Your goal:
In the entries that follow, find the word "JSON" and report each line it is on.

Recorded information:
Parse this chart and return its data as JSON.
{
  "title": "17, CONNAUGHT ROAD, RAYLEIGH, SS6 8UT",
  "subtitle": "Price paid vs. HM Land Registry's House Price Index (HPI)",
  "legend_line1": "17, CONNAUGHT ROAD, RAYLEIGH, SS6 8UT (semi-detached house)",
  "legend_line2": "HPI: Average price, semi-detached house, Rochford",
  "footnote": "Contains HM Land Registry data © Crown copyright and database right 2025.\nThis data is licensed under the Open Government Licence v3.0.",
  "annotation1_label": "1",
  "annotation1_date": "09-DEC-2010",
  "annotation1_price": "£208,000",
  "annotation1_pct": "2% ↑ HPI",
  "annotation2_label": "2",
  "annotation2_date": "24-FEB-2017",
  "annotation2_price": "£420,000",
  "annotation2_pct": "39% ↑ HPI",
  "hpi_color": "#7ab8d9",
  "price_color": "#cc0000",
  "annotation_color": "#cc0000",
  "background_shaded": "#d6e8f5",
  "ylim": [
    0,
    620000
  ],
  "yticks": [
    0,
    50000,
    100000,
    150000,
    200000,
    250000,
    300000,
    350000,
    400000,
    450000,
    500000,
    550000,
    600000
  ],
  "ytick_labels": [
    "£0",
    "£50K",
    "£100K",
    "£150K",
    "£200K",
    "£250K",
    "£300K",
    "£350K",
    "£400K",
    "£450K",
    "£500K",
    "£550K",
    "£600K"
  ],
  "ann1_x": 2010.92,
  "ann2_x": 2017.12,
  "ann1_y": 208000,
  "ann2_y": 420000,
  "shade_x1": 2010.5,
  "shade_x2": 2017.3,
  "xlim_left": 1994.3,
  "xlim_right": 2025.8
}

* * *

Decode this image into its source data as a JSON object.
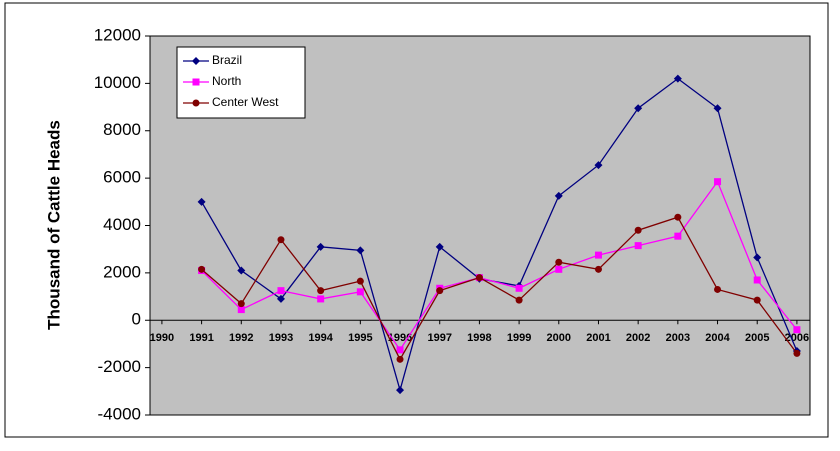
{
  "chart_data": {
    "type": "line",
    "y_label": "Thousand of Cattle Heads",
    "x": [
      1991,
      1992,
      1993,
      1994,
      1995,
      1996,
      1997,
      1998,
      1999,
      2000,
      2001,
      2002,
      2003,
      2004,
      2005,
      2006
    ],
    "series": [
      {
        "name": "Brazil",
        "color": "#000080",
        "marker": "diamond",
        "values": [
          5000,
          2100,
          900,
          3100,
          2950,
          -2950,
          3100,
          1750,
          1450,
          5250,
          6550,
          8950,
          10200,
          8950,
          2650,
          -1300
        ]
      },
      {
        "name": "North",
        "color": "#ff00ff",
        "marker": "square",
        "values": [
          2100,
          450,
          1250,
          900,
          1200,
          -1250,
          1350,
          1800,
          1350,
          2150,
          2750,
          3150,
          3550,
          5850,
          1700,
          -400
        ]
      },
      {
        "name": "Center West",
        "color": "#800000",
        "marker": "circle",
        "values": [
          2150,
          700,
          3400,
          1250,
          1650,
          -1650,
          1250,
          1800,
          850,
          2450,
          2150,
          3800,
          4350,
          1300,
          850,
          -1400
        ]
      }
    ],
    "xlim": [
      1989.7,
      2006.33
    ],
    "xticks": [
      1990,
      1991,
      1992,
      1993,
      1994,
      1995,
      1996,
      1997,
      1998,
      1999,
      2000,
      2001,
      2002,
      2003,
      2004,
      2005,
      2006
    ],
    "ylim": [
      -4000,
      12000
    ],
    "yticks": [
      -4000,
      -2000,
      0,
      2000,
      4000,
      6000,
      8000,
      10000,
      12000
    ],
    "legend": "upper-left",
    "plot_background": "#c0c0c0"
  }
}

Solution to the exercise:
Parse this chart and return its data as JSON.
Decode this image into its source data as a JSON object.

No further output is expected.